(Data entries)

━━━━━━━━━━

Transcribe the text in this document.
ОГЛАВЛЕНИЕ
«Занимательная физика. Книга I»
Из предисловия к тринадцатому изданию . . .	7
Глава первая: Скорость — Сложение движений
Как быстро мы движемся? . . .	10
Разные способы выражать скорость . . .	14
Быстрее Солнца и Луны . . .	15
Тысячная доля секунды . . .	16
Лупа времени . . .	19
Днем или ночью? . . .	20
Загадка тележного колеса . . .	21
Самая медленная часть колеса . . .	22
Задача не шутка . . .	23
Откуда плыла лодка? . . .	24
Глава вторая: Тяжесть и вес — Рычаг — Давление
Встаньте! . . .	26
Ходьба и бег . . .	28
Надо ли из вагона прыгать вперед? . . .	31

━━━━━━━━━━

**GIVEN EXERCISE:** Write the material out again in its entirety, exactly as shown.

**RESULT:**
Transcribe the text in this document.
ОГЛАВЛЕНИЕ
«Занимательная физика. Книга I»
Из предисловия к тринадцатому изданию . . .	7
Глава первая: Скорость — Сложение движений
Как быстро мы движемся? . . .	10
Разные способы выражать скорость . . .	14
Быстрее Солнца и Луны . . .	15
Тысячная доля секунды . . .	16
Лупа времени . . .	19
Днем или ночью? . . .	20
Загадка тележного колеса . . .	21
Самая медленная часть колеса . . .	22
Задача не шутка . . .	23
Откуда плыла лодка? . . .	24
Глава вторая: Тяжесть и вес — Рычаг — Давление
Встаньте! . . .	26
Ходьба и бег . . .	28
Надо ли из вагона прыгать вперед? . . .	31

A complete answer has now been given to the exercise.